# Work to complete:
Write every entry out again exactly, please, and skip the pictures.

# Recorded data:
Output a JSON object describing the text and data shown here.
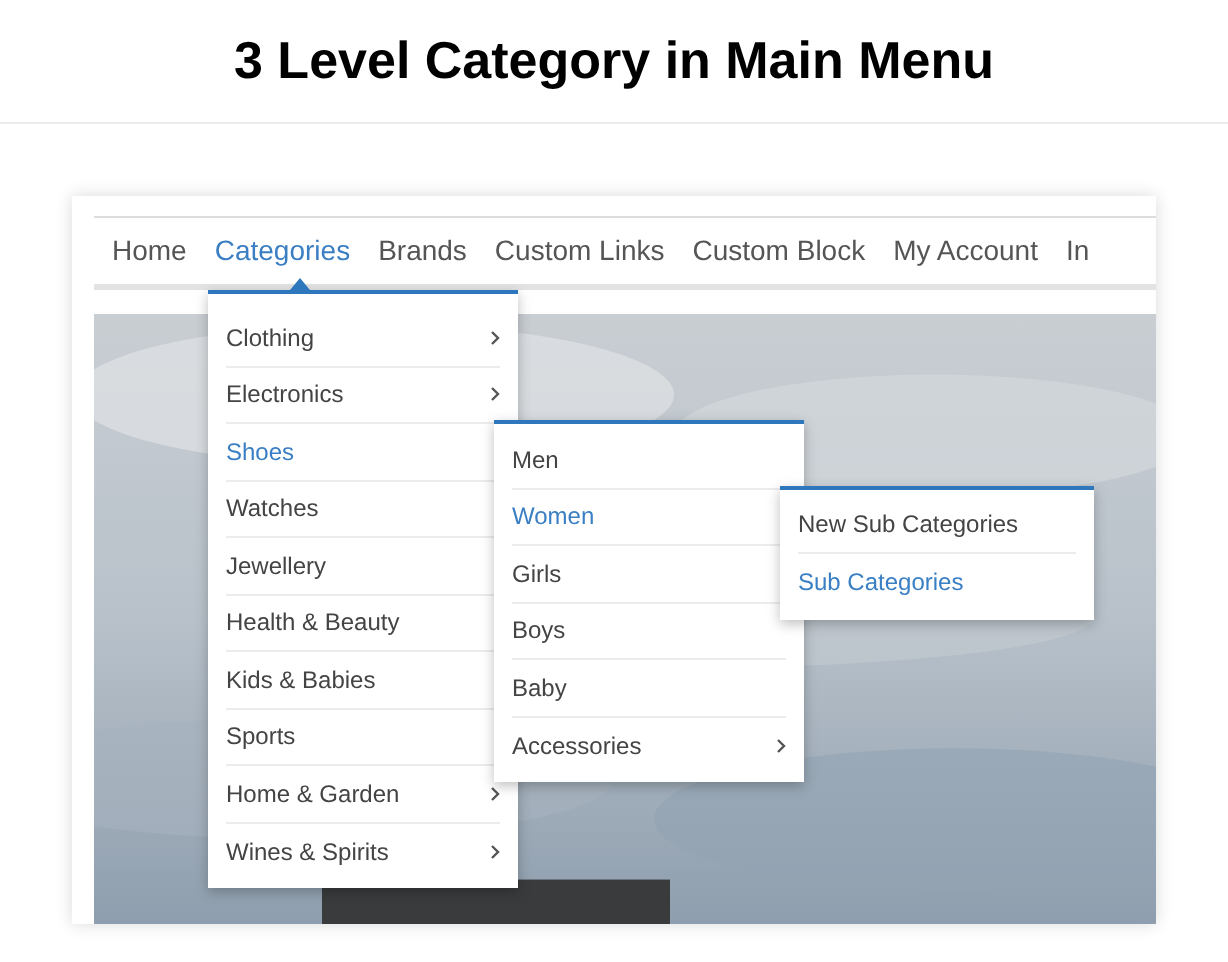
{
  "heading": "3 Level Category in Main Menu",
  "nav": [
    {
      "label": "Home",
      "selected": false
    },
    {
      "label": "Categories",
      "selected": true,
      "children": [
        {
          "label": "Clothing",
          "selected": false,
          "arrow": true
        },
        {
          "label": "Electronics",
          "selected": false,
          "arrow": true
        },
        {
          "label": "Shoes",
          "selected": true,
          "arrow": false,
          "children": [
            {
              "label": "Men",
              "selected": false,
              "arrow": false
            },
            {
              "label": "Women",
              "selected": true,
              "arrow": false,
              "children": [
                {
                  "label": "New Sub Categories",
                  "selected": false,
                  "arrow": false
                },
                {
                  "label": "Sub Categories",
                  "selected": true,
                  "arrow": false
                }
              ]
            },
            {
              "label": "Girls",
              "selected": false,
              "arrow": false
            },
            {
              "label": "Boys",
              "selected": false,
              "arrow": false
            },
            {
              "label": "Baby",
              "selected": false,
              "arrow": false
            },
            {
              "label": "Accessories",
              "selected": false,
              "arrow": true
            }
          ]
        },
        {
          "label": "Watches",
          "selected": false,
          "arrow": false
        },
        {
          "label": "Jewellery",
          "selected": false,
          "arrow": false
        },
        {
          "label": "Health & Beauty",
          "selected": false,
          "arrow": false
        },
        {
          "label": "Kids & Babies",
          "selected": false,
          "arrow": false
        },
        {
          "label": "Sports",
          "selected": false,
          "arrow": false
        },
        {
          "label": "Home & Garden",
          "selected": false,
          "arrow": true
        },
        {
          "label": "Wines & Spirits",
          "selected": false,
          "arrow": true
        }
      ]
    },
    {
      "label": "Brands",
      "selected": false
    },
    {
      "label": "Custom Links",
      "selected": false
    },
    {
      "label": "Custom Block",
      "selected": false
    },
    {
      "label": "My Account",
      "selected": false
    },
    {
      "label": "In",
      "selected": false
    }
  ]
}
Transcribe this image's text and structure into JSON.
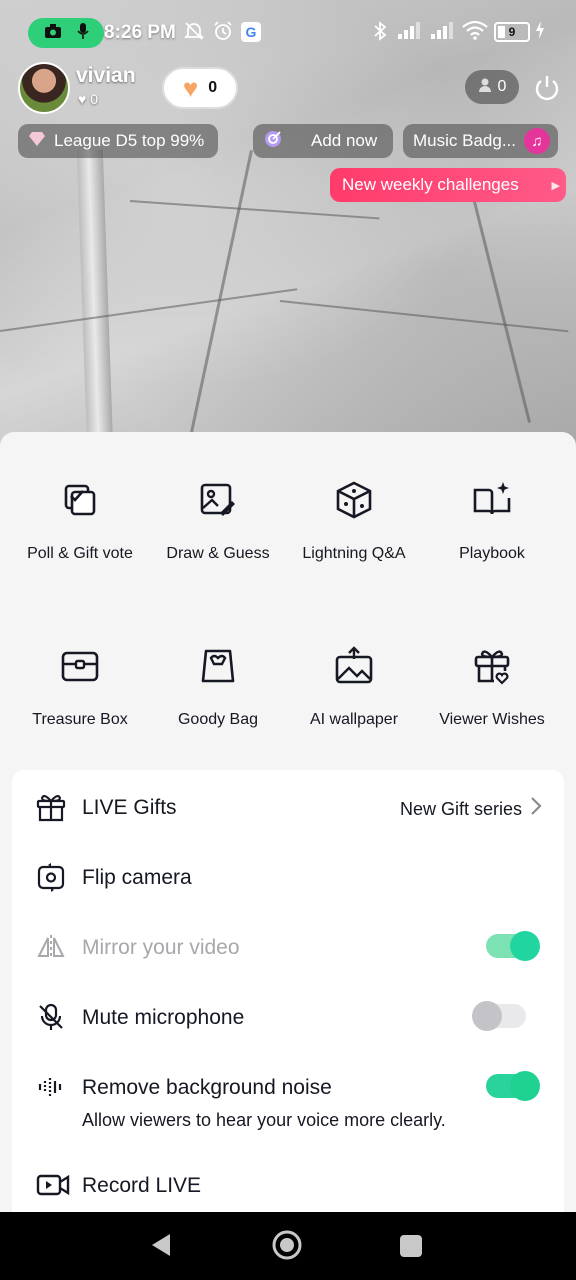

# Task result:
Output a JSON object describing the text and data shown here.
{
  "heading": "3 Level Category in Main Menu",
  "nav": [
    {
      "label": "Home",
      "selected": false
    },
    {
      "label": "Categories",
      "selected": true,
      "children": [
        {
          "label": "Clothing",
          "selected": false,
          "arrow": true
        },
        {
          "label": "Electronics",
          "selected": false,
          "arrow": true
        },
        {
          "label": "Shoes",
          "selected": true,
          "arrow": false,
          "children": [
            {
              "label": "Men",
              "selected": false,
              "arrow": false
            },
            {
              "label": "Women",
              "selected": true,
              "arrow": false,
              "children": [
                {
                  "label": "New Sub Categories",
                  "selected": false,
                  "arrow": false
                },
                {
                  "label": "Sub Categories",
                  "selected": true,
                  "arrow": false
                }
              ]
            },
            {
              "label": "Girls",
              "selected": false,
              "arrow": false
            },
            {
              "label": "Boys",
              "selected": false,
              "arrow": false
            },
            {
              "label": "Baby",
              "selected": false,
              "arrow": false
            },
            {
              "label": "Accessories",
              "selected": false,
              "arrow": true
            }
          ]
        },
        {
          "label": "Watches",
          "selected": false,
          "arrow": false
        },
        {
          "label": "Jewellery",
          "selected": false,
          "arrow": false
        },
        {
          "label": "Health & Beauty",
          "selected": false,
          "arrow": false
        },
        {
          "label": "Kids & Babies",
          "selected": false,
          "arrow": false
        },
        {
          "label": "Sports",
          "selected": false,
          "arrow": false
        },
        {
          "label": "Home & Garden",
          "selected": false,
          "arrow": true
        },
        {
          "label": "Wines & Spirits",
          "selected": false,
          "arrow": true
        }
      ]
    },
    {
      "label": "Brands",
      "selected": false
    },
    {
      "label": "Custom Links",
      "selected": false
    },
    {
      "label": "Custom Block",
      "selected": false
    },
    {
      "label": "My Account",
      "selected": false
    },
    {
      "label": "In",
      "selected": false
    }
  ]
}
Transcribe this image's text and structure into JSON.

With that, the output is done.